— BEGIN PROVIDED MATERIAL —

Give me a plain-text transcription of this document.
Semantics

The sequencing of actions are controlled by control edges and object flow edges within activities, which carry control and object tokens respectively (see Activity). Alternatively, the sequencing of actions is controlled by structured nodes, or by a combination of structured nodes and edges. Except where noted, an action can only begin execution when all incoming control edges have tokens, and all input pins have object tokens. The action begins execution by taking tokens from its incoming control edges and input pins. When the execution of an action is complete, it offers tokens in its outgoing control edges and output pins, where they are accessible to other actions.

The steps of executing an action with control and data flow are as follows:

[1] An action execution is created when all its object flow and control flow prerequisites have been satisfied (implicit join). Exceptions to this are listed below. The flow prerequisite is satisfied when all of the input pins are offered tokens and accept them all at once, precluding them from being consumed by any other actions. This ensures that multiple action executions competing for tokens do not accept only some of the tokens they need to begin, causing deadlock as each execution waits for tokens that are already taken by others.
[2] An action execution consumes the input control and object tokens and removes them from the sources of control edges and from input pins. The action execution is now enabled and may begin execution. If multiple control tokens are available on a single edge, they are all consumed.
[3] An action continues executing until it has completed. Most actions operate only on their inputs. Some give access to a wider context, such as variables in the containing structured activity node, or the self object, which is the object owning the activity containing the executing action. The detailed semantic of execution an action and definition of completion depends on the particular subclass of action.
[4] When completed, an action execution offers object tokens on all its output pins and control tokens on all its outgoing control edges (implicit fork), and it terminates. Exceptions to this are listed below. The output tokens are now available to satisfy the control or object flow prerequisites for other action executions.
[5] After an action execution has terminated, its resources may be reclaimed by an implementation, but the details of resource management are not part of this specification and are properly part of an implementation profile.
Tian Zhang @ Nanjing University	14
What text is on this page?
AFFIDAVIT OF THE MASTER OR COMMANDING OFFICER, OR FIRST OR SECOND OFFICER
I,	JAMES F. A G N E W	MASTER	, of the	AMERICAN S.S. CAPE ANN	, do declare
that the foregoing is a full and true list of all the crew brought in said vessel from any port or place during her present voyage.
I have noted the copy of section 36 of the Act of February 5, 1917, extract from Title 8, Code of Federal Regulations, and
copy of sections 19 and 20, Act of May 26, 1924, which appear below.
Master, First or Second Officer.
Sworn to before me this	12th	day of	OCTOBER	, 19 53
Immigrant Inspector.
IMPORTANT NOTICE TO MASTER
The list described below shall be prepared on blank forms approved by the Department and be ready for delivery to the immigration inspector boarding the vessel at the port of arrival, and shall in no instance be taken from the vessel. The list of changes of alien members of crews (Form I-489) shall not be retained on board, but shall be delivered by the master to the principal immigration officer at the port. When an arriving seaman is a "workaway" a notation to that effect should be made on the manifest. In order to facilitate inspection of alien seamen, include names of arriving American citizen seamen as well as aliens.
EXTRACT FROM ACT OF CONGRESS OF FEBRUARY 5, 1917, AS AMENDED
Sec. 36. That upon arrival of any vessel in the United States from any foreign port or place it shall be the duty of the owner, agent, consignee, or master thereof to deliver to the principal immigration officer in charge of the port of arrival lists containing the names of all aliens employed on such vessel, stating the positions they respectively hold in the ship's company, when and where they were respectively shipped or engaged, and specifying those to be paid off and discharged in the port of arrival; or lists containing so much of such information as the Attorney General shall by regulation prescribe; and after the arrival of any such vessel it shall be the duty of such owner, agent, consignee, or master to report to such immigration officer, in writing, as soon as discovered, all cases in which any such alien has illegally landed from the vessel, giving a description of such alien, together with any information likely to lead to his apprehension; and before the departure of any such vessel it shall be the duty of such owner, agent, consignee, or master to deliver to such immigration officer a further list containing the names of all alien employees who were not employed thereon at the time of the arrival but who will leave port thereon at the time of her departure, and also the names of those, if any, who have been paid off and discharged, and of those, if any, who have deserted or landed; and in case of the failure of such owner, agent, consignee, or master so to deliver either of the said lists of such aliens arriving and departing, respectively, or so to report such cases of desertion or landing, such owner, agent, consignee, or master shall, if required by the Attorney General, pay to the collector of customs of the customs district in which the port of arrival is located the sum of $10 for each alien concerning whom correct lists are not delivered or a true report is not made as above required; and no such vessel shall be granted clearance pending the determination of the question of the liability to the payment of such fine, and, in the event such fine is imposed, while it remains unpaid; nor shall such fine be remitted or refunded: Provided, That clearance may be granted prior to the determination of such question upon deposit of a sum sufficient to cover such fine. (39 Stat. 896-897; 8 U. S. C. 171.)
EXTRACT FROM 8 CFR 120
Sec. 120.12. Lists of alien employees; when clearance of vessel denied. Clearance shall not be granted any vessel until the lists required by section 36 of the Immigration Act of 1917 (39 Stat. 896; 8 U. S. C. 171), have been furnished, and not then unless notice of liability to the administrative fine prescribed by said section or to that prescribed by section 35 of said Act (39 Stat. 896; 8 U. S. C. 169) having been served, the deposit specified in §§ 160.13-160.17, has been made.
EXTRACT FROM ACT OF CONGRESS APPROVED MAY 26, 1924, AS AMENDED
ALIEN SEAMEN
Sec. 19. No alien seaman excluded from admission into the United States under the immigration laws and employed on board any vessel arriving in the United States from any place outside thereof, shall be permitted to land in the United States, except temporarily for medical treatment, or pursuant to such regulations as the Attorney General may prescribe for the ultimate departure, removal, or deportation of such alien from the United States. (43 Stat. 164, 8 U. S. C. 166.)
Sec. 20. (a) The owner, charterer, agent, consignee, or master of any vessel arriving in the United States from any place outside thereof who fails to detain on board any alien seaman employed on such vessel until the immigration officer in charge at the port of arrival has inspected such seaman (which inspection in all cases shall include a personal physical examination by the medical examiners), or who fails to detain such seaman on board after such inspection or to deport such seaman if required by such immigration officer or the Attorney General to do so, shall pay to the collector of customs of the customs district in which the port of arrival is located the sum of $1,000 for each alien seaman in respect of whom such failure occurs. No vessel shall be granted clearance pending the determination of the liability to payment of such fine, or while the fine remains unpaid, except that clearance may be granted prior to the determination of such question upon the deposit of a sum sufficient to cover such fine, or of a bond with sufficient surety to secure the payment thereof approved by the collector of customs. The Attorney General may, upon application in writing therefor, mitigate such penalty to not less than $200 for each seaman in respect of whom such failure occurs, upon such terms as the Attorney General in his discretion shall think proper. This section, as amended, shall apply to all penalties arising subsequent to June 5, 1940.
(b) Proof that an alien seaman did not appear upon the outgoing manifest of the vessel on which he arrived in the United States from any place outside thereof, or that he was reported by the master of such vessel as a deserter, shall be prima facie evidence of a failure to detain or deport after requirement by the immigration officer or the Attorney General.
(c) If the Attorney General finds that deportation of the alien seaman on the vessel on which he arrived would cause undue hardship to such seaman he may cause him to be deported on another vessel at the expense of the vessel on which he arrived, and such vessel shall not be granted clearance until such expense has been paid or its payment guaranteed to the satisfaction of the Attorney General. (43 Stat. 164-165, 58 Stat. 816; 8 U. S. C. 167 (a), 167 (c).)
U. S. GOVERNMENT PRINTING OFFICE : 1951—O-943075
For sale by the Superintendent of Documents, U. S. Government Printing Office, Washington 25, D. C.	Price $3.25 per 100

— END PROVIDED MATERIAL —

Which lines contain "copy"? Show each of them.

FINAL RESULT –
I have noted the copy of section 36 of the Act of February 5, 1917, extract from Title 8, Code of Federal Regulations, and
copy of sections 19 and 20, Act of May 26, 1924, which appear below.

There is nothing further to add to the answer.